[What needs to be done] Your task is to copy every line of the entries that contains "PHOTO".

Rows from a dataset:
↓↓↓

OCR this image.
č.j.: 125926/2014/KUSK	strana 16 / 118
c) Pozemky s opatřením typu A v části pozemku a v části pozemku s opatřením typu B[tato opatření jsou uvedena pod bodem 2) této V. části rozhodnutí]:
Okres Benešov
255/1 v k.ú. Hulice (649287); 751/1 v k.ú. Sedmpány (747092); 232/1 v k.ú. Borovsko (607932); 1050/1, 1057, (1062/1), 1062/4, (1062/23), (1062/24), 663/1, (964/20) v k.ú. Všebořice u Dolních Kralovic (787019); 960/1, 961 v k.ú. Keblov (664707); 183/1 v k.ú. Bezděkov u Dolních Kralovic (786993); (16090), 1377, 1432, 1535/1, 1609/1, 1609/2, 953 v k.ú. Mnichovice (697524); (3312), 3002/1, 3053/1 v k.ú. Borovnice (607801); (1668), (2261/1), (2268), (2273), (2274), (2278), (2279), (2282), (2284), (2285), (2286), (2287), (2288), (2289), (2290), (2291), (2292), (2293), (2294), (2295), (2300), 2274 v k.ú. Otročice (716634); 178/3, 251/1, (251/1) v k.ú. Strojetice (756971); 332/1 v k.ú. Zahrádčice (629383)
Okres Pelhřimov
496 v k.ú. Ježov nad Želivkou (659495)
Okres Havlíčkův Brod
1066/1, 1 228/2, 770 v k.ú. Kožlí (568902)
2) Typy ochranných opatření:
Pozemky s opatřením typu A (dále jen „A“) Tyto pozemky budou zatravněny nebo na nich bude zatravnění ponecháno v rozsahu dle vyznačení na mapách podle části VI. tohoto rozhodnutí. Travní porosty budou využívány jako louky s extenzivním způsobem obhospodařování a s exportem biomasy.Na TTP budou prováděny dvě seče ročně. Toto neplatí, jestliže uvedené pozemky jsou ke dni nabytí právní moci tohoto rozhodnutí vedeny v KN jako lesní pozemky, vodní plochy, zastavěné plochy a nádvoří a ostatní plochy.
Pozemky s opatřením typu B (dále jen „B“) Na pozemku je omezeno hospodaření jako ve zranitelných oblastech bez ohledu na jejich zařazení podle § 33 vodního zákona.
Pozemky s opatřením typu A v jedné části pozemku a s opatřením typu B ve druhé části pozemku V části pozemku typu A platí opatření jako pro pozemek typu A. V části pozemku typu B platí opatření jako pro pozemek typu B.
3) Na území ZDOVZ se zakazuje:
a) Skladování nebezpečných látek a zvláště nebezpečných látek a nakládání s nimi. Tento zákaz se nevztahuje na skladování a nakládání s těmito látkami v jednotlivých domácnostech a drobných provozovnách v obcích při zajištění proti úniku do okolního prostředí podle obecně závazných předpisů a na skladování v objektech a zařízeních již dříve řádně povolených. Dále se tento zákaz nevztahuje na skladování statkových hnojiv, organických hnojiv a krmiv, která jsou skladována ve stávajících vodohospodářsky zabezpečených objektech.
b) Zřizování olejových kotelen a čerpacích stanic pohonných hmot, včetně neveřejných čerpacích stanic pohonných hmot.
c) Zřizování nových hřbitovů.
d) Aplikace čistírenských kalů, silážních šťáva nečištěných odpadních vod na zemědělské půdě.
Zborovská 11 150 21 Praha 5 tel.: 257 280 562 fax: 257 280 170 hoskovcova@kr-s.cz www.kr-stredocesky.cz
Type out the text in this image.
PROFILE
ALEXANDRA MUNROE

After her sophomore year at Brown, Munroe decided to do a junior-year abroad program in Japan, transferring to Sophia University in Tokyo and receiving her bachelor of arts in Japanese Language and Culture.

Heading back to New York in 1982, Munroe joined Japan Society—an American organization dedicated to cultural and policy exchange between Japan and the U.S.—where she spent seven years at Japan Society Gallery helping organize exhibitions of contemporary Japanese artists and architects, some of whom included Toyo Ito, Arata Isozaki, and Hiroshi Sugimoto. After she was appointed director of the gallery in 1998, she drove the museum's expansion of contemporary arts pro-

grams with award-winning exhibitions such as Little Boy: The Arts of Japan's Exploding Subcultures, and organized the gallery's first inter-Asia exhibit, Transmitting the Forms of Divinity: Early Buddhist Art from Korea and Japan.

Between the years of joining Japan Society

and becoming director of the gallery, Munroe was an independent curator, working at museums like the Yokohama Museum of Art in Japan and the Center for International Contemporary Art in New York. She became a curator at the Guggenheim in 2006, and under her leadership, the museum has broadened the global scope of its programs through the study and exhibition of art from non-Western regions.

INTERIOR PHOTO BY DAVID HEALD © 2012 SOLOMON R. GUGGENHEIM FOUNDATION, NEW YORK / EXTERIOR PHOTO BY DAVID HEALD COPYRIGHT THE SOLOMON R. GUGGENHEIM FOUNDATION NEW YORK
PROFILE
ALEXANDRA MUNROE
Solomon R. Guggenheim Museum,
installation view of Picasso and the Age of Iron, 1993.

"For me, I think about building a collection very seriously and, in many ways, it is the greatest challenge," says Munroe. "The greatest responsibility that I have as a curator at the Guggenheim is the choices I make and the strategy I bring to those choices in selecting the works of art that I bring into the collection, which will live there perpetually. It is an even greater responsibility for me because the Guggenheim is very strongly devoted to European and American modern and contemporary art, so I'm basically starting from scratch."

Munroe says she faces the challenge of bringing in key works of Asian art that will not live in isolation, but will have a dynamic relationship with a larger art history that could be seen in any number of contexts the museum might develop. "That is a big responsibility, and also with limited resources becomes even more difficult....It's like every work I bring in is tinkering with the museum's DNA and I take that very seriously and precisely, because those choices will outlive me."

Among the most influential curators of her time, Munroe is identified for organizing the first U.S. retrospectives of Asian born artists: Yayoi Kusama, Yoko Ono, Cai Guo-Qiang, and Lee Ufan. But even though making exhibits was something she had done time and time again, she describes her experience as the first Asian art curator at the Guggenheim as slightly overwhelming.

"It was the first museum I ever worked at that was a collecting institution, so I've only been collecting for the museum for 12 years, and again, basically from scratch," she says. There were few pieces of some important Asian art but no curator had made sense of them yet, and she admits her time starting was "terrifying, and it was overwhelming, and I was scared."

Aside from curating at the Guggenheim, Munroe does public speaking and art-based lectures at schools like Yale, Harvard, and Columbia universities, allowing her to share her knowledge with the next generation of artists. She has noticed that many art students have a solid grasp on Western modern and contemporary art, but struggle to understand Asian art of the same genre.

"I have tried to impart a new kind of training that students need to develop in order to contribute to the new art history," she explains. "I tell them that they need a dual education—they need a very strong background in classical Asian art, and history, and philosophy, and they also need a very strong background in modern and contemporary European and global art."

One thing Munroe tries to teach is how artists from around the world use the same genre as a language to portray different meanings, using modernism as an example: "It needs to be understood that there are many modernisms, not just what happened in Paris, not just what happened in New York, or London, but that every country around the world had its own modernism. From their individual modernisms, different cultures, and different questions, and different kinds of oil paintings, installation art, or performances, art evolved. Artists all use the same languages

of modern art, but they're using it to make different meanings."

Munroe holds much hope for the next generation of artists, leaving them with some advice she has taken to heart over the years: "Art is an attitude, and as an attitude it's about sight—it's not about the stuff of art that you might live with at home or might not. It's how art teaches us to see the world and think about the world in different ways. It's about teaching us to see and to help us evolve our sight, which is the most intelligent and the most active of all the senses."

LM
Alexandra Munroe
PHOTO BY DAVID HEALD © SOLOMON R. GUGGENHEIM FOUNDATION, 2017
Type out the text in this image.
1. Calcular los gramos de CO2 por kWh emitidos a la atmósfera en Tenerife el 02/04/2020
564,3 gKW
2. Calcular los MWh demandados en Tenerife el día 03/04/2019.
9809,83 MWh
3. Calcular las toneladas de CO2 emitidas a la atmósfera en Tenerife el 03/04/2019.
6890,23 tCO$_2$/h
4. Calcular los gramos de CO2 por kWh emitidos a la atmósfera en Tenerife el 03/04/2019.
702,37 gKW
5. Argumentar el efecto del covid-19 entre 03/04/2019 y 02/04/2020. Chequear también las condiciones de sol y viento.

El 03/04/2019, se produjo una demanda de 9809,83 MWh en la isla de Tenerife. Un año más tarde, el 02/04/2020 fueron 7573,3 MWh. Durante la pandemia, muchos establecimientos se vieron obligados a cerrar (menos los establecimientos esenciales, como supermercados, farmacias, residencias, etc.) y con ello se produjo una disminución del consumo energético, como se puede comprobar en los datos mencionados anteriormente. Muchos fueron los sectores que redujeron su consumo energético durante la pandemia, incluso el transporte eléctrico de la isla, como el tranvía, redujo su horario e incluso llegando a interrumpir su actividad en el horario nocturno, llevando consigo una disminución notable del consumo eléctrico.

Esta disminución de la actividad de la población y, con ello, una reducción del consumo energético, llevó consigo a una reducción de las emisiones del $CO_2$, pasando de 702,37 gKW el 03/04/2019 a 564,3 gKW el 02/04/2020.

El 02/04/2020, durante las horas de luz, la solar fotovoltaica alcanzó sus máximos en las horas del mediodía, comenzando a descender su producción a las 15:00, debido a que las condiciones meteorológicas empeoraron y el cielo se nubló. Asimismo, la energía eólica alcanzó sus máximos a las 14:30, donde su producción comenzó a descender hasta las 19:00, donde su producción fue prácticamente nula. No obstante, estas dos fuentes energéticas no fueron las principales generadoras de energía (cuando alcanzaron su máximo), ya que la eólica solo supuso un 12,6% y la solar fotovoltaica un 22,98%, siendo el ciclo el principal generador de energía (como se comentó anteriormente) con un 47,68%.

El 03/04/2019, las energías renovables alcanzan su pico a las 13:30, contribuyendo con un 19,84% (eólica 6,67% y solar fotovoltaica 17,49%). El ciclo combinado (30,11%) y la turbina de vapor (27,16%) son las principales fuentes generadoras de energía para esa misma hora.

↑↑↑

[Answer for the task]
INTERIOR PHOTO BY DAVID HEALD © 2012 SOLOMON R. GUGGENHEIM FOUNDATION, NEW YORK / EXTERIOR PHOTO BY DAVID HEALD COPYRIGHT THE SOLOMON R. GUGGENHEIM FOUNDATION NEW YORK
PHOTO BY DAVID HEALD © SOLOMON R. GUGGENHEIM FOUNDATION, 2017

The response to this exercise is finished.